:: Work to do ::
Set the listing down again in full, word for word, with the pictures left out.

Records from a collection of figures:
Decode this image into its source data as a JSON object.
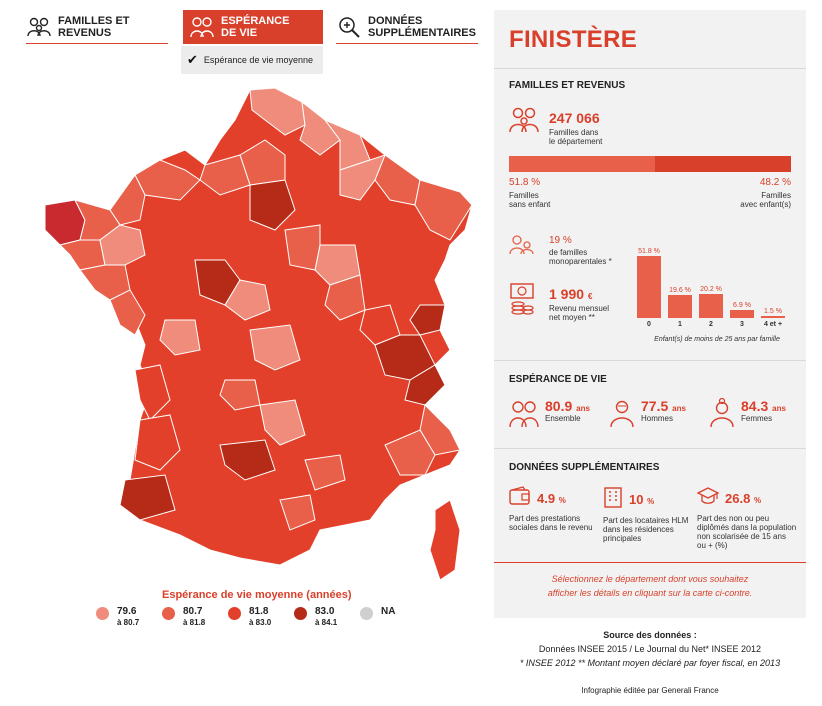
{
  "tabs": [
    {
      "label_line1": "FAMILLES ET",
      "label_line2": "REVENUS",
      "icon": "family-icon"
    },
    {
      "label_line1": "ESPÉRANCE",
      "label_line2": "DE VIE",
      "icon": "elderly-couple-icon"
    },
    {
      "label_line1": "DONNÉES",
      "label_line2": "SUPPLÉMENTAIRES",
      "icon": "magnifier-plus-icon"
    }
  ],
  "dropdown": {
    "selected": "Espérance de vie moyenne"
  },
  "legend": {
    "title": "Espérance de vie moyenne (années)",
    "items": [
      {
        "from": "79.6",
        "to": "à 80.7",
        "color": "#ef8c7b"
      },
      {
        "from": "80.7",
        "to": "à 81.8",
        "color": "#e8604a"
      },
      {
        "from": "81.8",
        "to": "à 83.0",
        "color": "#e2402a"
      },
      {
        "from": "83.0",
        "to": "à 84.1",
        "color": "#b52b17"
      },
      {
        "from": "NA",
        "to": "",
        "color": "#cfcfcf"
      }
    ]
  },
  "panel": {
    "department": "FINISTÈRE",
    "familles": {
      "title": "FAMILLES ET REVENUS",
      "count": "247 066",
      "count_label_1": "Familles dans",
      "count_label_2": "le département",
      "sans_enfant_pct": "51.8 %",
      "sans_enfant_label_1": "Familles",
      "sans_enfant_label_2": "sans enfant",
      "avec_enfant_pct": "48.2 %",
      "avec_enfant_label_1": "Familles",
      "avec_enfant_label_2": "avec enfant(s)",
      "split": [
        51.8,
        48.2
      ],
      "mono_pct": "19 %",
      "mono_label_1": "de familles",
      "mono_label_2": "monoparentales *",
      "revenu": "1 990",
      "revenu_unit": "€",
      "revenu_label_1": "Revenu mensuel",
      "revenu_label_2": "net moyen **",
      "histogram_caption": "Enfant(s) de moins de 25 ans par famille",
      "histogram": [
        {
          "cat": "0",
          "value": 51.8,
          "label": "51.8 %"
        },
        {
          "cat": "1",
          "value": 19.6,
          "label": "19.6 %"
        },
        {
          "cat": "2",
          "value": 20.2,
          "label": "20.2 %"
        },
        {
          "cat": "3",
          "value": 6.9,
          "label": "6.9 %"
        },
        {
          "cat": "4 et +",
          "value": 1.5,
          "label": "1.5 %"
        }
      ]
    },
    "esperance": {
      "title": "ESPÉRANCE DE VIE",
      "items": [
        {
          "value": "80.9",
          "unit": "ans",
          "label": "Ensemble",
          "icon": "elderly-couple-icon"
        },
        {
          "value": "77.5",
          "unit": "ans",
          "label": "Hommes",
          "icon": "elderly-man-icon"
        },
        {
          "value": "84.3",
          "unit": "ans",
          "label": "Femmes",
          "icon": "elderly-woman-icon"
        }
      ]
    },
    "supp": {
      "title": "DONNÉES SUPPLÉMENTAIRES",
      "items": [
        {
          "value": "4.9",
          "unit": "%",
          "label": "Part des prestations sociales dans le revenu",
          "icon": "wallet-icon"
        },
        {
          "value": "10",
          "unit": "%",
          "label": "Part des locataires HLM dans les résidences principales",
          "icon": "building-icon"
        },
        {
          "value": "26.8",
          "unit": "%",
          "label": "Part des non ou peu diplômés dans la population non scolarisée de 15 ans ou + (%)",
          "icon": "graduation-cap-icon"
        }
      ]
    },
    "note_1": "Sélectionnez le département dont vous souhaitez",
    "note_2": "afficher les détails en cliquant sur la carte ci-contre."
  },
  "source": {
    "title": "Source des données :",
    "line1": "Données INSEE 2015 / Le Journal du Net* INSEE 2012",
    "line2": "* INSEE 2012 ** Montant moyen déclaré par foyer fiscal, en 2013",
    "credit": "Infographie éditée par Generali France"
  }
}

:: Solution ::
Decode this image into its source data as a JSON object.
{
  "tabs": [
    {
      "label_line1": "FAMILLES ET",
      "label_line2": "REVENUS",
      "icon": "family-icon"
    },
    {
      "label_line1": "ESPÉRANCE",
      "label_line2": "DE VIE",
      "icon": "elderly-couple-icon"
    },
    {
      "label_line1": "DONNÉES",
      "label_line2": "SUPPLÉMENTAIRES",
      "icon": "magnifier-plus-icon"
    }
  ],
  "dropdown": {
    "selected": "Espérance de vie moyenne"
  },
  "legend": {
    "title": "Espérance de vie moyenne (années)",
    "items": [
      {
        "from": "79.6",
        "to": "à 80.7",
        "color": "#ef8c7b"
      },
      {
        "from": "80.7",
        "to": "à 81.8",
        "color": "#e8604a"
      },
      {
        "from": "81.8",
        "to": "à 83.0",
        "color": "#e2402a"
      },
      {
        "from": "83.0",
        "to": "à 84.1",
        "color": "#b52b17"
      },
      {
        "from": "NA",
        "to": "",
        "color": "#cfcfcf"
      }
    ]
  },
  "panel": {
    "department": "FINISTÈRE",
    "familles": {
      "title": "FAMILLES ET REVENUS",
      "count": "247 066",
      "count_label_1": "Familles dans",
      "count_label_2": "le département",
      "sans_enfant_pct": "51.8 %",
      "sans_enfant_label_1": "Familles",
      "sans_enfant_label_2": "sans enfant",
      "avec_enfant_pct": "48.2 %",
      "avec_enfant_label_1": "Familles",
      "avec_enfant_label_2": "avec enfant(s)",
      "split": [
        51.8,
        48.2
      ],
      "mono_pct": "19 %",
      "mono_label_1": "de familles",
      "mono_label_2": "monoparentales *",
      "revenu": "1 990",
      "revenu_unit": "€",
      "revenu_label_1": "Revenu mensuel",
      "revenu_label_2": "net moyen **",
      "histogram_caption": "Enfant(s) de moins de 25 ans par famille",
      "histogram": [
        {
          "cat": "0",
          "value": 51.8,
          "label": "51.8 %"
        },
        {
          "cat": "1",
          "value": 19.6,
          "label": "19.6 %"
        },
        {
          "cat": "2",
          "value": 20.2,
          "label": "20.2 %"
        },
        {
          "cat": "3",
          "value": 6.9,
          "label": "6.9 %"
        },
        {
          "cat": "4 et +",
          "value": 1.5,
          "label": "1.5 %"
        }
      ]
    },
    "esperance": {
      "title": "ESPÉRANCE DE VIE",
      "items": [
        {
          "value": "80.9",
          "unit": "ans",
          "label": "Ensemble",
          "icon": "elderly-couple-icon"
        },
        {
          "value": "77.5",
          "unit": "ans",
          "label": "Hommes",
          "icon": "elderly-man-icon"
        },
        {
          "value": "84.3",
          "unit": "ans",
          "label": "Femmes",
          "icon": "elderly-woman-icon"
        }
      ]
    },
    "supp": {
      "title": "DONNÉES SUPPLÉMENTAIRES",
      "items": [
        {
          "value": "4.9",
          "unit": "%",
          "label": "Part des prestations sociales dans le revenu",
          "icon": "wallet-icon"
        },
        {
          "value": "10",
          "unit": "%",
          "label": "Part des locataires HLM dans les résidences principales",
          "icon": "building-icon"
        },
        {
          "value": "26.8",
          "unit": "%",
          "label": "Part des non ou peu diplômés dans la population non scolarisée de 15 ans ou + (%)",
          "icon": "graduation-cap-icon"
        }
      ]
    },
    "note_1": "Sélectionnez le département dont vous souhaitez",
    "note_2": "afficher les détails en cliquant sur la carte ci-contre."
  },
  "source": {
    "title": "Source des données :",
    "line1": "Données INSEE 2015 / Le Journal du Net* INSEE 2012",
    "line2": "* INSEE 2012 ** Montant moyen déclaré par foyer fiscal, en 2013",
    "credit": "Infographie éditée par Generali France"
  }
}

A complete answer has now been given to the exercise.